Leave out the pictures; transcribe all else exactly.
* * *
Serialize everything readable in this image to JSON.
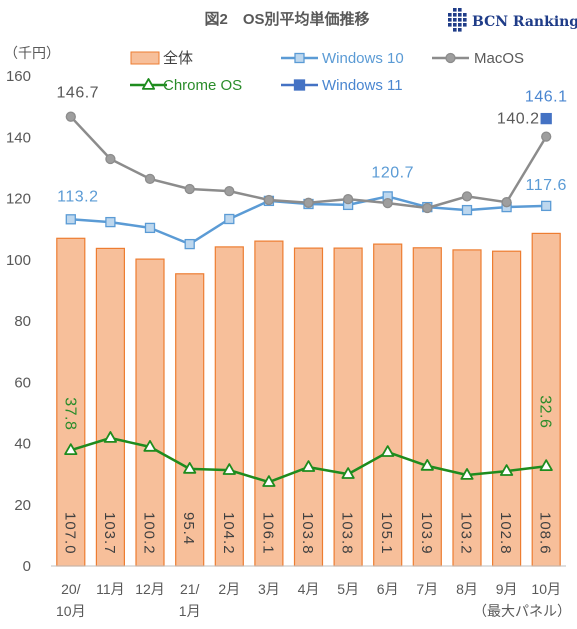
{
  "logo": {
    "text": "BCN Ranking",
    "color": "#1f3c88"
  },
  "chart_data": {
    "type": "bar",
    "title": "図2　OS別平均単価推移",
    "ylabel": "（千円）",
    "xlabel": "",
    "ylim": [
      0,
      160
    ],
    "yticks": [
      0,
      20,
      40,
      60,
      80,
      100,
      120,
      140,
      160
    ],
    "categories": [
      [
        "20/",
        "10月"
      ],
      [
        "11月"
      ],
      [
        "12月"
      ],
      [
        "21/",
        "1月"
      ],
      [
        "2月"
      ],
      [
        "3月"
      ],
      [
        "4月"
      ],
      [
        "5月"
      ],
      [
        "6月"
      ],
      [
        "7月"
      ],
      [
        "8月"
      ],
      [
        "9月"
      ],
      [
        "10月"
      ]
    ],
    "note": "（最大パネル）",
    "grid": false,
    "legend": "top",
    "series": [
      {
        "name": "全体",
        "kind": "bar",
        "color": "#f7bf9a",
        "edge_color": "#ed7d31",
        "label_color": "#404040",
        "values": [
          107.0,
          103.7,
          100.2,
          95.4,
          104.2,
          106.1,
          103.8,
          103.8,
          105.1,
          103.9,
          103.2,
          102.8,
          108.6
        ],
        "labels": [
          "107.0",
          "103.7",
          "100.2",
          "95.4",
          "104.2",
          "106.1",
          "103.8",
          "103.8",
          "105.1",
          "103.9",
          "103.2",
          "102.8",
          "108.6"
        ]
      },
      {
        "name": "Windows 10",
        "kind": "line",
        "marker": "square",
        "color": "#5b9bd5",
        "marker_fill": "#bdd7ee",
        "label_color": "#5b9bd5",
        "values": [
          113.2,
          112.3,
          110.4,
          105.1,
          113.3,
          119.2,
          118.2,
          117.9,
          120.7,
          117.2,
          116.2,
          117.2,
          117.6
        ],
        "labels": [
          {
            "index": 0,
            "text": "113.2"
          },
          {
            "index": 8,
            "text": "120.7"
          },
          {
            "index": 12,
            "text": "117.6"
          }
        ]
      },
      {
        "name": "MacOS",
        "kind": "line",
        "marker": "circle",
        "color": "#8c8c8c",
        "marker_fill": "#9e9e9e",
        "label_color": "#595959",
        "values": [
          146.7,
          132.9,
          126.4,
          123.1,
          122.4,
          119.5,
          118.6,
          119.8,
          118.5,
          116.9,
          120.7,
          118.8,
          140.2
        ],
        "labels": [
          {
            "index": 0,
            "text": "146.7"
          },
          {
            "index": 12,
            "text": "140.2"
          }
        ]
      },
      {
        "name": "Chrome OS",
        "kind": "line",
        "marker": "triangle",
        "color": "#1e8c1e",
        "marker_fill": "#ffffff",
        "label_color": "#2a8c2a",
        "values": [
          37.8,
          41.8,
          38.9,
          31.7,
          31.3,
          27.4,
          32.3,
          30.0,
          37.2,
          32.7,
          29.7,
          31.0,
          32.6
        ],
        "labels": [
          {
            "index": 0,
            "text": "37.8"
          },
          {
            "index": 12,
            "text": "32.6"
          }
        ]
      },
      {
        "name": "Windows 11",
        "kind": "marker",
        "marker": "square",
        "color": "#4472c4",
        "marker_fill": "#4472c4",
        "label_color": "#4a86d0",
        "values": [
          null,
          null,
          null,
          null,
          null,
          null,
          null,
          null,
          null,
          null,
          null,
          null,
          146.1
        ],
        "labels": [
          {
            "index": 12,
            "text": "146.1"
          }
        ]
      }
    ]
  }
}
* * *
• The result:
Serialize everything readable in this image to JSON.
{
  "logo": {
    "text": "BCN Ranking",
    "color": "#1f3c88"
  },
  "chart_data": {
    "type": "bar",
    "title": "図2　OS別平均単価推移",
    "ylabel": "（千円）",
    "xlabel": "",
    "ylim": [
      0,
      160
    ],
    "yticks": [
      0,
      20,
      40,
      60,
      80,
      100,
      120,
      140,
      160
    ],
    "categories": [
      [
        "20/",
        "10月"
      ],
      [
        "11月"
      ],
      [
        "12月"
      ],
      [
        "21/",
        "1月"
      ],
      [
        "2月"
      ],
      [
        "3月"
      ],
      [
        "4月"
      ],
      [
        "5月"
      ],
      [
        "6月"
      ],
      [
        "7月"
      ],
      [
        "8月"
      ],
      [
        "9月"
      ],
      [
        "10月"
      ]
    ],
    "note": "（最大パネル）",
    "grid": false,
    "legend": "top",
    "series": [
      {
        "name": "全体",
        "kind": "bar",
        "color": "#f7bf9a",
        "edge_color": "#ed7d31",
        "label_color": "#404040",
        "values": [
          107.0,
          103.7,
          100.2,
          95.4,
          104.2,
          106.1,
          103.8,
          103.8,
          105.1,
          103.9,
          103.2,
          102.8,
          108.6
        ],
        "labels": [
          "107.0",
          "103.7",
          "100.2",
          "95.4",
          "104.2",
          "106.1",
          "103.8",
          "103.8",
          "105.1",
          "103.9",
          "103.2",
          "102.8",
          "108.6"
        ]
      },
      {
        "name": "Windows 10",
        "kind": "line",
        "marker": "square",
        "color": "#5b9bd5",
        "marker_fill": "#bdd7ee",
        "label_color": "#5b9bd5",
        "values": [
          113.2,
          112.3,
          110.4,
          105.1,
          113.3,
          119.2,
          118.2,
          117.9,
          120.7,
          117.2,
          116.2,
          117.2,
          117.6
        ],
        "labels": [
          {
            "index": 0,
            "text": "113.2"
          },
          {
            "index": 8,
            "text": "120.7"
          },
          {
            "index": 12,
            "text": "117.6"
          }
        ]
      },
      {
        "name": "MacOS",
        "kind": "line",
        "marker": "circle",
        "color": "#8c8c8c",
        "marker_fill": "#9e9e9e",
        "label_color": "#595959",
        "values": [
          146.7,
          132.9,
          126.4,
          123.1,
          122.4,
          119.5,
          118.6,
          119.8,
          118.5,
          116.9,
          120.7,
          118.8,
          140.2
        ],
        "labels": [
          {
            "index": 0,
            "text": "146.7"
          },
          {
            "index": 12,
            "text": "140.2"
          }
        ]
      },
      {
        "name": "Chrome OS",
        "kind": "line",
        "marker": "triangle",
        "color": "#1e8c1e",
        "marker_fill": "#ffffff",
        "label_color": "#2a8c2a",
        "values": [
          37.8,
          41.8,
          38.9,
          31.7,
          31.3,
          27.4,
          32.3,
          30.0,
          37.2,
          32.7,
          29.7,
          31.0,
          32.6
        ],
        "labels": [
          {
            "index": 0,
            "text": "37.8"
          },
          {
            "index": 12,
            "text": "32.6"
          }
        ]
      },
      {
        "name": "Windows 11",
        "kind": "marker",
        "marker": "square",
        "color": "#4472c4",
        "marker_fill": "#4472c4",
        "label_color": "#4a86d0",
        "values": [
          null,
          null,
          null,
          null,
          null,
          null,
          null,
          null,
          null,
          null,
          null,
          null,
          146.1
        ],
        "labels": [
          {
            "index": 12,
            "text": "146.1"
          }
        ]
      }
    ]
  }
}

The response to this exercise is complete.